— Problem to work on —
Print each entry below verbatim, line for line.

(Entries from a dataset)

◆ ◆ ◆ ◆

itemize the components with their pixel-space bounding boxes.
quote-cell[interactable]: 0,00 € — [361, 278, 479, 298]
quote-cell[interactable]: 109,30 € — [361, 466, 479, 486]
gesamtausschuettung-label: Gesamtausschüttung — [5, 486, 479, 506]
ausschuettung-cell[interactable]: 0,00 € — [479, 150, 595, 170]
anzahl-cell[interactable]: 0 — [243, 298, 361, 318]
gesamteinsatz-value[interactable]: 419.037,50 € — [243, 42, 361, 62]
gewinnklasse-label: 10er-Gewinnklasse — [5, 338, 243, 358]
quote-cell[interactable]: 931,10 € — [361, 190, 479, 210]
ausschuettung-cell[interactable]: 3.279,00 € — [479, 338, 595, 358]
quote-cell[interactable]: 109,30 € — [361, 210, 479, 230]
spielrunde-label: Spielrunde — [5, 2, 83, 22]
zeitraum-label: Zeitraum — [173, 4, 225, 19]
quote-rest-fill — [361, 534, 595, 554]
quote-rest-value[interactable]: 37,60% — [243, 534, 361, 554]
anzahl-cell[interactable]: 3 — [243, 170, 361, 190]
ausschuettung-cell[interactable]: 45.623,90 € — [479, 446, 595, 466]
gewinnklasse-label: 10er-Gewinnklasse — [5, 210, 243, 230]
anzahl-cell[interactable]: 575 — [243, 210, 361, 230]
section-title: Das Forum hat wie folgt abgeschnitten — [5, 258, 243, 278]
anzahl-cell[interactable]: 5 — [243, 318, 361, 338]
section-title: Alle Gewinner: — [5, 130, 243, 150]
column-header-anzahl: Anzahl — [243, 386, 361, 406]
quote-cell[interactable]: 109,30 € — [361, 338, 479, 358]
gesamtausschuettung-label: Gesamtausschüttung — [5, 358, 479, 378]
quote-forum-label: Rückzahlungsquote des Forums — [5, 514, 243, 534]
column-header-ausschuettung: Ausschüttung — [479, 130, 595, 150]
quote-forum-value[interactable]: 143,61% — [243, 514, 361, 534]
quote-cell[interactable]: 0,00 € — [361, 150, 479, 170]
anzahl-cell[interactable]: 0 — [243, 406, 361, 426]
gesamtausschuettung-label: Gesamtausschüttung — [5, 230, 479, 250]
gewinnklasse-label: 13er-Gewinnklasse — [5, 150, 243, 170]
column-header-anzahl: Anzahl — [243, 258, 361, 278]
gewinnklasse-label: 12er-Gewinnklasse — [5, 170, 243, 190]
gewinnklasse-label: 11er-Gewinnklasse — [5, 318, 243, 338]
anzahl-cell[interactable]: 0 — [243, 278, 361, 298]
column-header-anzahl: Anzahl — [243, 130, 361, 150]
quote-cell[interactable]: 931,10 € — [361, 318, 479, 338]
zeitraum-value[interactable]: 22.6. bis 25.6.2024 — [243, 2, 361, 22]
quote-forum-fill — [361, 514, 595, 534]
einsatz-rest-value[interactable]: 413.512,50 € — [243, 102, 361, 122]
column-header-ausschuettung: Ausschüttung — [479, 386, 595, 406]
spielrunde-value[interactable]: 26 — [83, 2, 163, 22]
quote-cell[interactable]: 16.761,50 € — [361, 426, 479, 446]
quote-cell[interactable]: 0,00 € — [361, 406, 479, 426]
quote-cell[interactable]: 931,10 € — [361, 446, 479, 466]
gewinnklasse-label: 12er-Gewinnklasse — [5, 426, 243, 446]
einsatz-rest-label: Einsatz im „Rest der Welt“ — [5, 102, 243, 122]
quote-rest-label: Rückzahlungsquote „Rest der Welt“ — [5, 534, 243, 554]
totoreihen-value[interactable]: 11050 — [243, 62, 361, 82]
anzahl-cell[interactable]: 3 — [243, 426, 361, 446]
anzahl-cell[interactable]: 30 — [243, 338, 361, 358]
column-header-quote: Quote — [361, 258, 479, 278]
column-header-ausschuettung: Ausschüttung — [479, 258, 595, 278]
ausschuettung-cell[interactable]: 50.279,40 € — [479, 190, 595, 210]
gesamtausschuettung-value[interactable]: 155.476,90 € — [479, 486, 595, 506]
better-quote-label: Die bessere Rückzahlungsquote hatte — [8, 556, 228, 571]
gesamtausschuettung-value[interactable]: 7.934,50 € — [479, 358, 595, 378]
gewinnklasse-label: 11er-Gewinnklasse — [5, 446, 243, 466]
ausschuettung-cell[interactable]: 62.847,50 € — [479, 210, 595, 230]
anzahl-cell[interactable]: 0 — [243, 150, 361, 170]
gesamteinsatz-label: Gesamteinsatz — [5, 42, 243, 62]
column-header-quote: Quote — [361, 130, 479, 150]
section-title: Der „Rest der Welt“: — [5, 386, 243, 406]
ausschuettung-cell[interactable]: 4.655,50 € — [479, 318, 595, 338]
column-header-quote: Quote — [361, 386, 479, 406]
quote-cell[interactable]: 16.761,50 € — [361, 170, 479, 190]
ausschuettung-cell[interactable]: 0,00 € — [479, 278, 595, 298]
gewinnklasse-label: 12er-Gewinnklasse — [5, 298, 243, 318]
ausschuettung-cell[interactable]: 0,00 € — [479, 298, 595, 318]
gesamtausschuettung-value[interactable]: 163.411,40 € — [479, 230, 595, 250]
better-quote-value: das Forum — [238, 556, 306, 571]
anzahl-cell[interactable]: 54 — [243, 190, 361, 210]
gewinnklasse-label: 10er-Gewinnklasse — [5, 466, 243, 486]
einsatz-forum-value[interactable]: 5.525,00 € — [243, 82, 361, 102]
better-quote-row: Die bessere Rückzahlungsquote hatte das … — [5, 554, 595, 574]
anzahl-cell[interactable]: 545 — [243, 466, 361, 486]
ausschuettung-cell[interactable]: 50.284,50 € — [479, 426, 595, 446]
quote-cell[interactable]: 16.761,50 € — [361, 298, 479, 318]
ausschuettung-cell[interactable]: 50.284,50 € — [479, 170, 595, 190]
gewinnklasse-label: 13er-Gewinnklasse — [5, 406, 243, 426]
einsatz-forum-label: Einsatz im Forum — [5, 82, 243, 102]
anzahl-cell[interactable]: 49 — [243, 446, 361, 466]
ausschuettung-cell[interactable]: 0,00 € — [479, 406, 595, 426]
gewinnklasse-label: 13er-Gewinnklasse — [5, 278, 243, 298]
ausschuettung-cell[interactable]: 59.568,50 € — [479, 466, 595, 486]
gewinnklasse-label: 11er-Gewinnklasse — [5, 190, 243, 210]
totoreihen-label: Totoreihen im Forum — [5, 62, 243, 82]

◆ ◆ ◆ ◆

— Reply to the exercise —
itemize the components with their pixel-space bounding boxes.
quote-cell[interactable]: 0,00 € — [361, 278, 479, 298]
quote-cell[interactable]: 109,30 € — [361, 466, 479, 486]
gesamtausschuettung-label: Gesamtausschüttung — [5, 486, 479, 506]
ausschuettung-cell[interactable]: 0,00 € — [479, 150, 595, 170]
anzahl-cell[interactable]: 0 — [243, 298, 361, 318]
gesamteinsatz-value[interactable]: 419.037,50 € — [243, 42, 361, 62]
gewinnklasse-label: 10er-Gewinnklasse — [5, 338, 243, 358]
quote-cell[interactable]: 931,10 € — [361, 190, 479, 210]
ausschuettung-cell[interactable]: 3.279,00 € — [479, 338, 595, 358]
quote-cell[interactable]: 109,30 € — [361, 210, 479, 230]
spielrunde-label: Spielrunde — [5, 2, 83, 22]
zeitraum-label: Zeitraum — [173, 4, 225, 19]
quote-rest-fill — [361, 534, 595, 554]
quote-rest-value[interactable]: 37,60% — [243, 534, 361, 554]
anzahl-cell[interactable]: 3 — [243, 170, 361, 190]
ausschuettung-cell[interactable]: 45.623,90 € — [479, 446, 595, 466]
gewinnklasse-label: 10er-Gewinnklasse — [5, 210, 243, 230]
anzahl-cell[interactable]: 575 — [243, 210, 361, 230]
section-title: Das Forum hat wie folgt abgeschnitten — [5, 258, 243, 278]
anzahl-cell[interactable]: 5 — [243, 318, 361, 338]
section-title: Alle Gewinner: — [5, 130, 243, 150]
column-header-anzahl: Anzahl — [243, 386, 361, 406]
quote-cell[interactable]: 109,30 € — [361, 338, 479, 358]
gesamtausschuettung-label: Gesamtausschüttung — [5, 358, 479, 378]
quote-forum-label: Rückzahlungsquote des Forums — [5, 514, 243, 534]
column-header-ausschuettung: Ausschüttung — [479, 130, 595, 150]
quote-forum-value[interactable]: 143,61% — [243, 514, 361, 534]
quote-cell[interactable]: 0,00 € — [361, 150, 479, 170]
anzahl-cell[interactable]: 0 — [243, 406, 361, 426]
gesamtausschuettung-label: Gesamtausschüttung — [5, 230, 479, 250]
gewinnklasse-label: 13er-Gewinnklasse — [5, 150, 243, 170]
column-header-anzahl: Anzahl — [243, 258, 361, 278]
gewinnklasse-label: 12er-Gewinnklasse — [5, 170, 243, 190]
gewinnklasse-label: 11er-Gewinnklasse — [5, 318, 243, 338]
anzahl-cell[interactable]: 0 — [243, 278, 361, 298]
column-header-anzahl: Anzahl — [243, 130, 361, 150]
quote-cell[interactable]: 931,10 € — [361, 318, 479, 338]
zeitraum-value[interactable]: 22.6. bis 25.6.2024 — [243, 2, 361, 22]
quote-forum-fill — [361, 514, 595, 534]
einsatz-rest-value[interactable]: 413.512,50 € — [243, 102, 361, 122]
column-header-ausschuettung: Ausschüttung — [479, 386, 595, 406]
spielrunde-value[interactable]: 26 — [83, 2, 163, 22]
quote-cell[interactable]: 16.761,50 € — [361, 426, 479, 446]
quote-cell[interactable]: 0,00 € — [361, 406, 479, 426]
quote-cell[interactable]: 931,10 € — [361, 446, 479, 466]
gewinnklasse-label: 12er-Gewinnklasse — [5, 426, 243, 446]
einsatz-rest-label: Einsatz im „Rest der Welt“ — [5, 102, 243, 122]
quote-rest-label: Rückzahlungsquote „Rest der Welt“ — [5, 534, 243, 554]
totoreihen-value[interactable]: 11050 — [243, 62, 361, 82]
anzahl-cell[interactable]: 3 — [243, 426, 361, 446]
anzahl-cell[interactable]: 30 — [243, 338, 361, 358]
column-header-quote: Quote — [361, 258, 479, 278]
column-header-ausschuettung: Ausschüttung — [479, 258, 595, 278]
ausschuettung-cell[interactable]: 50.279,40 € — [479, 190, 595, 210]
gesamtausschuettung-value[interactable]: 155.476,90 € — [479, 486, 595, 506]
better-quote-label: Die bessere Rückzahlungsquote hatte — [8, 556, 228, 571]
gesamtausschuettung-value[interactable]: 7.934,50 € — [479, 358, 595, 378]
gewinnklasse-label: 11er-Gewinnklasse — [5, 446, 243, 466]
ausschuettung-cell[interactable]: 62.847,50 € — [479, 210, 595, 230]
anzahl-cell[interactable]: 0 — [243, 150, 361, 170]
gesamteinsatz-label: Gesamteinsatz — [5, 42, 243, 62]
column-header-quote: Quote — [361, 130, 479, 150]
section-title: Der „Rest der Welt“: — [5, 386, 243, 406]
ausschuettung-cell[interactable]: 4.655,50 € — [479, 318, 595, 338]
column-header-quote: Quote — [361, 386, 479, 406]
quote-cell[interactable]: 16.761,50 € — [361, 170, 479, 190]
ausschuettung-cell[interactable]: 0,00 € — [479, 278, 595, 298]
gewinnklasse-label: 12er-Gewinnklasse — [5, 298, 243, 318]
ausschuettung-cell[interactable]: 0,00 € — [479, 298, 595, 318]
gesamtausschuettung-value[interactable]: 163.411,40 € — [479, 230, 595, 250]
better-quote-value: das Forum — [238, 556, 306, 571]
anzahl-cell[interactable]: 54 — [243, 190, 361, 210]
gewinnklasse-label: 10er-Gewinnklasse — [5, 466, 243, 486]
einsatz-forum-value[interactable]: 5.525,00 € — [243, 82, 361, 102]
better-quote-row: Die bessere Rückzahlungsquote hatte das … — [5, 554, 595, 574]
anzahl-cell[interactable]: 545 — [243, 466, 361, 486]
ausschuettung-cell[interactable]: 50.284,50 € — [479, 426, 595, 446]
quote-cell[interactable]: 16.761,50 € — [361, 298, 479, 318]
ausschuettung-cell[interactable]: 50.284,50 € — [479, 170, 595, 190]
gewinnklasse-label: 13er-Gewinnklasse — [5, 406, 243, 426]
einsatz-forum-label: Einsatz im Forum — [5, 82, 243, 102]
anzahl-cell[interactable]: 49 — [243, 446, 361, 466]
ausschuettung-cell[interactable]: 0,00 € — [479, 406, 595, 426]
gewinnklasse-label: 13er-Gewinnklasse — [5, 278, 243, 298]
ausschuettung-cell[interactable]: 59.568,50 € — [479, 466, 595, 486]
gewinnklasse-label: 11er-Gewinnklasse — [5, 190, 243, 210]
totoreihen-label: Totoreihen im Forum — [5, 62, 243, 82]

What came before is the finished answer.